--- start THE RECORDS ---
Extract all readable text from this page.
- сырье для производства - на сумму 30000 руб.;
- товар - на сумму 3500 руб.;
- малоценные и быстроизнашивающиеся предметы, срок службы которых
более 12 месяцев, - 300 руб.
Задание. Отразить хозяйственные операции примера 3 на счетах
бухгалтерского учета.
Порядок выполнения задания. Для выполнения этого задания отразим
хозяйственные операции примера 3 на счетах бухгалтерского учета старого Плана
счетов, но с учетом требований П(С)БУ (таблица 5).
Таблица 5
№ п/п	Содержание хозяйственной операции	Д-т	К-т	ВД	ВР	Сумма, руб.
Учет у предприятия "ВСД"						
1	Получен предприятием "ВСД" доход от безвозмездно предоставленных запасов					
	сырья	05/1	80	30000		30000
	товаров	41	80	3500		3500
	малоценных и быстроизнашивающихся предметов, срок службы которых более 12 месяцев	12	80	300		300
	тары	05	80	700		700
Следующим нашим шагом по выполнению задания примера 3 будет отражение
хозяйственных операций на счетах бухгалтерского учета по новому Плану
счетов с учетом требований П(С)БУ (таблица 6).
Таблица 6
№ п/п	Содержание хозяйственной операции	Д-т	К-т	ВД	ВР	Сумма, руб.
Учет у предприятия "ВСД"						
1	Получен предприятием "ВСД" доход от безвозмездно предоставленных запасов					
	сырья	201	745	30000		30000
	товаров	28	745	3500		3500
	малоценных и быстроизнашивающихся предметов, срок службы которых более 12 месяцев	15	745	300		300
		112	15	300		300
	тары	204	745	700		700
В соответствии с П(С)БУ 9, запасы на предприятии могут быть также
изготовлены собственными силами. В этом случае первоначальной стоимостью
--- end THE RECORDS ---
_GIVEN TASK:_ Write out the entries above once more, without altering anything.

_RESULT OF THIS EXERCISE:_
Extract all readable text from this page.
- сырье для производства - на сумму 30000 руб.;
- товар - на сумму 3500 руб.;
- малоценные и быстроизнашивающиеся предметы, срок службы которых
более 12 месяцев, - 300 руб.
Задание. Отразить хозяйственные операции примера 3 на счетах
бухгалтерского учета.
Порядок выполнения задания. Для выполнения этого задания отразим
хозяйственные операции примера 3 на счетах бухгалтерского учета старого Плана
счетов, но с учетом требований П(С)БУ (таблица 5).
Таблица 5
№ п/п	Содержание хозяйственной операции	Д-т	К-т	ВД	ВР	Сумма, руб.
Учет у предприятия "ВСД"						
1	Получен предприятием "ВСД" доход от безвозмездно предоставленных запасов					
	сырья	05/1	80	30000		30000
	товаров	41	80	3500		3500
	малоценных и быстроизнашивающихся предметов, срок службы которых более 12 месяцев	12	80	300		300
	тары	05	80	700		700
Следующим нашим шагом по выполнению задания примера 3 будет отражение
хозяйственных операций на счетах бухгалтерского учета по новому Плану
счетов с учетом требований П(С)БУ (таблица 6).
Таблица 6
№ п/п	Содержание хозяйственной операции	Д-т	К-т	ВД	ВР	Сумма, руб.
Учет у предприятия "ВСД"						
1	Получен предприятием "ВСД" доход от безвозмездно предоставленных запасов					
	сырья	201	745	30000		30000
	товаров	28	745	3500		3500
	малоценных и быстроизнашивающихся предметов, срок службы которых более 12 месяцев	15	745	300		300
		112	15	300		300
	тары	204	745	700		700
В соответствии с П(С)БУ 9, запасы на предприятии могут быть также
изготовлены собственными силами. В этом случае первоначальной стоимостью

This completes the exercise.